## WORK INSTRUCTIONS
Set out each line from the following listing that includes the word "event".

## Collected data
--- Start ---
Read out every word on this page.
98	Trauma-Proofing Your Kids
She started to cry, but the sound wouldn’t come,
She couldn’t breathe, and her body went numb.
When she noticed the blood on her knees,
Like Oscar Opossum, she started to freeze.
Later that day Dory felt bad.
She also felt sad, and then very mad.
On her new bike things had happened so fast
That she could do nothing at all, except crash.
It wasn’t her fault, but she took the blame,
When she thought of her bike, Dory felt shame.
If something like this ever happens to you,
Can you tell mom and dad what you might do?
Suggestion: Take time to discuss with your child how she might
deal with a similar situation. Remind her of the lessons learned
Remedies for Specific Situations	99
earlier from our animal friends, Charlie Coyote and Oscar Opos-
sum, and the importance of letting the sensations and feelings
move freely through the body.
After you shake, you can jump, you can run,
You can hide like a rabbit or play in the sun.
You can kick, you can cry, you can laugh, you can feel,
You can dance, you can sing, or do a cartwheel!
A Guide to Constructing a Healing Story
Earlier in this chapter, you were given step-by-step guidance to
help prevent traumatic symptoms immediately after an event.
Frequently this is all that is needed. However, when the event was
--- End ---
## ANSWER IN FULL
help prevent traumatic symptoms immediately after an event.
Frequently this is all that is needed. However, when the event was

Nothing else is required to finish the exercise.